### [Task objective]
Keep only the lines of the data below that contain "warm", and copy them.

### [Material]
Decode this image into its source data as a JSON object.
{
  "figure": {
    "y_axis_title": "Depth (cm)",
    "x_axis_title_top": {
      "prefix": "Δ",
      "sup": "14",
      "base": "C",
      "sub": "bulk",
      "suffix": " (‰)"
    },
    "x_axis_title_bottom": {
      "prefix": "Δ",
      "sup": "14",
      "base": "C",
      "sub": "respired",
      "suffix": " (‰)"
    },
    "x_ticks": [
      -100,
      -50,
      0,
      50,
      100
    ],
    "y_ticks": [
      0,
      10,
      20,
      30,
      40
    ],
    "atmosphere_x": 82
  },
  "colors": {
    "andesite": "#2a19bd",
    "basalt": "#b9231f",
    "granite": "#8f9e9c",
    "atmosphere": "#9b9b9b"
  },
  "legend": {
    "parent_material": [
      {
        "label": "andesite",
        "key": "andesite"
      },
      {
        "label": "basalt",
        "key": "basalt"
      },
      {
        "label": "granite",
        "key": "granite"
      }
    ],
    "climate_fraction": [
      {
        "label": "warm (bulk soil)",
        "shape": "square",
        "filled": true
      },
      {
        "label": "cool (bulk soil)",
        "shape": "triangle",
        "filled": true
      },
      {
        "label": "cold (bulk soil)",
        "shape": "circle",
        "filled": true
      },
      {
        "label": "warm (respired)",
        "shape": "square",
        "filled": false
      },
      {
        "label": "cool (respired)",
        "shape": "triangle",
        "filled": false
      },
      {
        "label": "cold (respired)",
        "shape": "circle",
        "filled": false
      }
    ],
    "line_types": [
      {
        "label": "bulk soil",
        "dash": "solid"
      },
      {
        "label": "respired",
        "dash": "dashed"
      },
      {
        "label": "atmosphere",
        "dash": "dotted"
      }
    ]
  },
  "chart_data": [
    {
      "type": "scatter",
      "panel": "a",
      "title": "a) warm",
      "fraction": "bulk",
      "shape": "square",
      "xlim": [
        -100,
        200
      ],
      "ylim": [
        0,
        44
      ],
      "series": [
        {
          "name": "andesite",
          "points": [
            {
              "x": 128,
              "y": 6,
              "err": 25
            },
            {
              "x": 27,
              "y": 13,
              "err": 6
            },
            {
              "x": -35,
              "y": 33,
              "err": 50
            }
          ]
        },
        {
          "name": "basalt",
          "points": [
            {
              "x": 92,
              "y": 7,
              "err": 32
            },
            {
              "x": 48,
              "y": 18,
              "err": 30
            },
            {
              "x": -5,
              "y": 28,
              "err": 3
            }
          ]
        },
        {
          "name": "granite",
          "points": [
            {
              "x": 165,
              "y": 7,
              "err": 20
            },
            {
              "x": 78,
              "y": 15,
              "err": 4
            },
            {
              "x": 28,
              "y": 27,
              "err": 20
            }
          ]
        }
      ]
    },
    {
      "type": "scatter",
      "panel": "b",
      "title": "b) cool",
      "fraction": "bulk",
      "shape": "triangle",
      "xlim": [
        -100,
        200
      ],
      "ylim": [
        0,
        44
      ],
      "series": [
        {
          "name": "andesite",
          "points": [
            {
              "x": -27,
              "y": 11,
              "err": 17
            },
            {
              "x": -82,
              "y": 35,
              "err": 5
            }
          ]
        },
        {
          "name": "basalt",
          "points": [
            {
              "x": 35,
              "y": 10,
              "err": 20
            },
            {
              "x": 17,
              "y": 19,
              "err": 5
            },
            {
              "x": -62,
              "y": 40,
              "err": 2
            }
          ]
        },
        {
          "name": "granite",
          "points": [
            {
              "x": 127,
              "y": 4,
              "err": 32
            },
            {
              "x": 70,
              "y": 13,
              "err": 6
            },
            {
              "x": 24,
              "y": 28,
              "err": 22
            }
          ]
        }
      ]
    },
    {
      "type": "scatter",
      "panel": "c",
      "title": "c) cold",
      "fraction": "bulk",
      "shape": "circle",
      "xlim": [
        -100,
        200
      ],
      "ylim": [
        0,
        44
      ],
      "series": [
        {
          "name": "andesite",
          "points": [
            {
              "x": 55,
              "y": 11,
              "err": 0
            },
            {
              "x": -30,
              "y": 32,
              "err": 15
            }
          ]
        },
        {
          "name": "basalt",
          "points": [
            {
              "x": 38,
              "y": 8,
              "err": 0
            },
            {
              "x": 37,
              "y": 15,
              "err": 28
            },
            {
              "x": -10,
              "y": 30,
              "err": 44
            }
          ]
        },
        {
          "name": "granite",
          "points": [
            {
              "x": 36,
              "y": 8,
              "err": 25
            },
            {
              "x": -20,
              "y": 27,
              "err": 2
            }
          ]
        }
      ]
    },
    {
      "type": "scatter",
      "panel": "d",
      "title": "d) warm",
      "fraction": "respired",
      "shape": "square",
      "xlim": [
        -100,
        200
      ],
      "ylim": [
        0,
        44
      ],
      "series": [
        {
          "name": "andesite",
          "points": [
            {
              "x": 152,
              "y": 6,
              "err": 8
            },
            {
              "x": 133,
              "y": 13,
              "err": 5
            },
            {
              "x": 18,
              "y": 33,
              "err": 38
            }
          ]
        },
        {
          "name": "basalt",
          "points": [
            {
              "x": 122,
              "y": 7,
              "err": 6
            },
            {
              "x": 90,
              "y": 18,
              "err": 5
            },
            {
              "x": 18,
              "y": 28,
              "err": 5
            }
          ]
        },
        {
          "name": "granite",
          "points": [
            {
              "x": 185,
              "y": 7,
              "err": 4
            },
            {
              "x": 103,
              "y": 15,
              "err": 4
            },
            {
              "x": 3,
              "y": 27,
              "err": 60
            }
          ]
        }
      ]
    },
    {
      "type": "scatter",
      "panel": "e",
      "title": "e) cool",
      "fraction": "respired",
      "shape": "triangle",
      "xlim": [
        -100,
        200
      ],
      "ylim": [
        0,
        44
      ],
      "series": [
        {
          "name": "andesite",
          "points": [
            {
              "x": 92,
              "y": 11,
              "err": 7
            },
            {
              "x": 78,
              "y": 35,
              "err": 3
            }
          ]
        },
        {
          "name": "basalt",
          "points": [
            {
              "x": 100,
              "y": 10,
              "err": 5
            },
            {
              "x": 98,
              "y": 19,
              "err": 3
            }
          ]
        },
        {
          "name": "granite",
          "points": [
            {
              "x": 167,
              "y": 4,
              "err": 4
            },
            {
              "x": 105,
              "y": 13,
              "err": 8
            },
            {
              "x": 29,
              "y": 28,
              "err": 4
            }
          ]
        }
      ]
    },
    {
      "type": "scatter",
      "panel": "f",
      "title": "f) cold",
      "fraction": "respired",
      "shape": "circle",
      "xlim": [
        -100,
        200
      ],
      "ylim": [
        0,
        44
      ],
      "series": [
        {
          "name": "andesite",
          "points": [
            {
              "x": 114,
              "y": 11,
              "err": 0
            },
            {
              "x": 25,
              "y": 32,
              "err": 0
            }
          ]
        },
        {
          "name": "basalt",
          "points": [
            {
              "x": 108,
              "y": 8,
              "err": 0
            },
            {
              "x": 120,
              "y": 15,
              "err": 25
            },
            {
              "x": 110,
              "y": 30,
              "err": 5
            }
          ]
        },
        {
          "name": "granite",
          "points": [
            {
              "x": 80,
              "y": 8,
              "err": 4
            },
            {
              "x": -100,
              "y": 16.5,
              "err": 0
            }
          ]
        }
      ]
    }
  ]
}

### [Correct result]
        "label": "warm (bulk soil)",
        "label": "warm (respired)",
      "title": "a) warm",
      "title": "d) warm",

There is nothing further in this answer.